(Extracted records)
——

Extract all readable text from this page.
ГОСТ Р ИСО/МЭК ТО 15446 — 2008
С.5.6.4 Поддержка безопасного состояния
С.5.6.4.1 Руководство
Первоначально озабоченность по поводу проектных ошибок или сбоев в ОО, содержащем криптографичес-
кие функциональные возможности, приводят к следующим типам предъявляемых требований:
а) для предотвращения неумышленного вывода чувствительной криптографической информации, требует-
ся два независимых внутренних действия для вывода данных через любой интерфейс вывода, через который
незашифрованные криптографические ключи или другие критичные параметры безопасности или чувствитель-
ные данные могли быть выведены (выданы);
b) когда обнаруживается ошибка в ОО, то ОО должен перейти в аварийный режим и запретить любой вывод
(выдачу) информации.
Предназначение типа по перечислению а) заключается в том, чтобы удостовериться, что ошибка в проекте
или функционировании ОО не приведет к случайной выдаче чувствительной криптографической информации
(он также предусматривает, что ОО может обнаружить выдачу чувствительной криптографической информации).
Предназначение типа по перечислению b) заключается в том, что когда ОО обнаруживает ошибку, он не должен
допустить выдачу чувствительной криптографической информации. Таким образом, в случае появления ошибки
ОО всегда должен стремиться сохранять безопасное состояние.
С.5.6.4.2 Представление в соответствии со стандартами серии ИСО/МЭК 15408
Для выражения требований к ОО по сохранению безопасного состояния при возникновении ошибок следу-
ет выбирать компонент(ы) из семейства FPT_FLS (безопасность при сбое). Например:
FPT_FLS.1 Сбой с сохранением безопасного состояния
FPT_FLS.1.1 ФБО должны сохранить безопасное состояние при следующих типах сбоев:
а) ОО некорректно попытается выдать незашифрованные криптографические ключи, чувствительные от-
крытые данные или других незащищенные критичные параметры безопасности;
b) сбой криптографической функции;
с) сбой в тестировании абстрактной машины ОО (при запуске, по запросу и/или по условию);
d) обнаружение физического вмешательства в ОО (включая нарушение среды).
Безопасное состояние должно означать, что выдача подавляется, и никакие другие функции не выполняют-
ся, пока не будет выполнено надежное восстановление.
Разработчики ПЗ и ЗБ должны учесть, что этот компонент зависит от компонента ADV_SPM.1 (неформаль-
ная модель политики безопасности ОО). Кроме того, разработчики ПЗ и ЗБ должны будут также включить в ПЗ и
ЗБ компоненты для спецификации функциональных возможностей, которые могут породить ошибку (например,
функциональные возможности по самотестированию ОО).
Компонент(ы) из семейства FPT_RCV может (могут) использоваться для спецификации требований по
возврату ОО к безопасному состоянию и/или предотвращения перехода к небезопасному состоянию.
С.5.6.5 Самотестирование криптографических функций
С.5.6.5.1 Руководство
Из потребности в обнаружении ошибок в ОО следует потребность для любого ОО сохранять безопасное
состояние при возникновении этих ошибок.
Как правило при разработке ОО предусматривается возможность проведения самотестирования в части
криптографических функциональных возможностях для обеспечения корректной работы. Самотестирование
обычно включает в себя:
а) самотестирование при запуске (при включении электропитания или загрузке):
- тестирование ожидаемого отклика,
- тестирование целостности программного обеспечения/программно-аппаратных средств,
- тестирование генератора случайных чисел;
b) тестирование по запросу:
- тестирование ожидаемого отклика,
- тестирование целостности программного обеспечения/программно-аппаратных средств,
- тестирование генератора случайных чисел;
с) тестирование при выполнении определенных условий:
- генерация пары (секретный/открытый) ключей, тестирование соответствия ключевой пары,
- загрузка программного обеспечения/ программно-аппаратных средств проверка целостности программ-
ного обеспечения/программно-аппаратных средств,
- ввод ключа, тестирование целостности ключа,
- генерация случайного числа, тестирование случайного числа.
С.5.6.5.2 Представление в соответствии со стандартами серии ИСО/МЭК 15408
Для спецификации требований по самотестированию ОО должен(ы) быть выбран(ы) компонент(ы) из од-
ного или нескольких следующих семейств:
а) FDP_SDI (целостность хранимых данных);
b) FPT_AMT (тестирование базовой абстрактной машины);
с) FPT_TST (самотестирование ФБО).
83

——

» **WHAT IS NEEDED**
Every entry must be output again, exactly as written above.

» **FINISHED EXERCISE**
Extract all readable text from this page.
ГОСТ Р ИСО/МЭК ТО 15446 — 2008
С.5.6.4 Поддержка безопасного состояния
С.5.6.4.1 Руководство
Первоначально озабоченность по поводу проектных ошибок или сбоев в ОО, содержащем криптографичес-
кие функциональные возможности, приводят к следующим типам предъявляемых требований:
а) для предотвращения неумышленного вывода чувствительной криптографической информации, требует-
ся два независимых внутренних действия для вывода данных через любой интерфейс вывода, через который
незашифрованные криптографические ключи или другие критичные параметры безопасности или чувствитель-
ные данные могли быть выведены (выданы);
b) когда обнаруживается ошибка в ОО, то ОО должен перейти в аварийный режим и запретить любой вывод
(выдачу) информации.
Предназначение типа по перечислению а) заключается в том, чтобы удостовериться, что ошибка в проекте
или функционировании ОО не приведет к случайной выдаче чувствительной криптографической информации
(он также предусматривает, что ОО может обнаружить выдачу чувствительной криптографической информации).
Предназначение типа по перечислению b) заключается в том, что когда ОО обнаруживает ошибку, он не должен
допустить выдачу чувствительной криптографической информации. Таким образом, в случае появления ошибки
ОО всегда должен стремиться сохранять безопасное состояние.
С.5.6.4.2 Представление в соответствии со стандартами серии ИСО/МЭК 15408
Для выражения требований к ОО по сохранению безопасного состояния при возникновении ошибок следу-
ет выбирать компонент(ы) из семейства FPT_FLS (безопасность при сбое). Например:
FPT_FLS.1 Сбой с сохранением безопасного состояния
FPT_FLS.1.1 ФБО должны сохранить безопасное состояние при следующих типах сбоев:
а) ОО некорректно попытается выдать незашифрованные криптографические ключи, чувствительные от-
крытые данные или других незащищенные критичные параметры безопасности;
b) сбой криптографической функции;
с) сбой в тестировании абстрактной машины ОО (при запуске, по запросу и/или по условию);
d) обнаружение физического вмешательства в ОО (включая нарушение среды).
Безопасное состояние должно означать, что выдача подавляется, и никакие другие функции не выполняют-
ся, пока не будет выполнено надежное восстановление.
Разработчики ПЗ и ЗБ должны учесть, что этот компонент зависит от компонента ADV_SPM.1 (неформаль-
ная модель политики безопасности ОО). Кроме того, разработчики ПЗ и ЗБ должны будут также включить в ПЗ и
ЗБ компоненты для спецификации функциональных возможностей, которые могут породить ошибку (например,
функциональные возможности по самотестированию ОО).
Компонент(ы) из семейства FPT_RCV может (могут) использоваться для спецификации требований по
возврату ОО к безопасному состоянию и/или предотвращения перехода к небезопасному состоянию.
С.5.6.5 Самотестирование криптографических функций
С.5.6.5.1 Руководство
Из потребности в обнаружении ошибок в ОО следует потребность для любого ОО сохранять безопасное
состояние при возникновении этих ошибок.
Как правило при разработке ОО предусматривается возможность проведения самотестирования в части
криптографических функциональных возможностях для обеспечения корректной работы. Самотестирование
обычно включает в себя:
а) самотестирование при запуске (при включении электропитания или загрузке):
- тестирование ожидаемого отклика,
- тестирование целостности программного обеспечения/программно-аппаратных средств,
- тестирование генератора случайных чисел;
b) тестирование по запросу:
- тестирование ожидаемого отклика,
- тестирование целостности программного обеспечения/программно-аппаратных средств,
- тестирование генератора случайных чисел;
с) тестирование при выполнении определенных условий:
- генерация пары (секретный/открытый) ключей, тестирование соответствия ключевой пары,
- загрузка программного обеспечения/ программно-аппаратных средств проверка целостности программ-
ного обеспечения/программно-аппаратных средств,
- ввод ключа, тестирование целостности ключа,
- генерация случайного числа, тестирование случайного числа.
С.5.6.5.2 Представление в соответствии со стандартами серии ИСО/МЭК 15408
Для спецификации требований по самотестированию ОО должен(ы) быть выбран(ы) компонент(ы) из од-
ного или нескольких следующих семейств:
а) FDP_SDI (целостность хранимых данных);
b) FPT_AMT (тестирование базовой абстрактной машины);
с) FPT_TST (самотестирование ФБО).
83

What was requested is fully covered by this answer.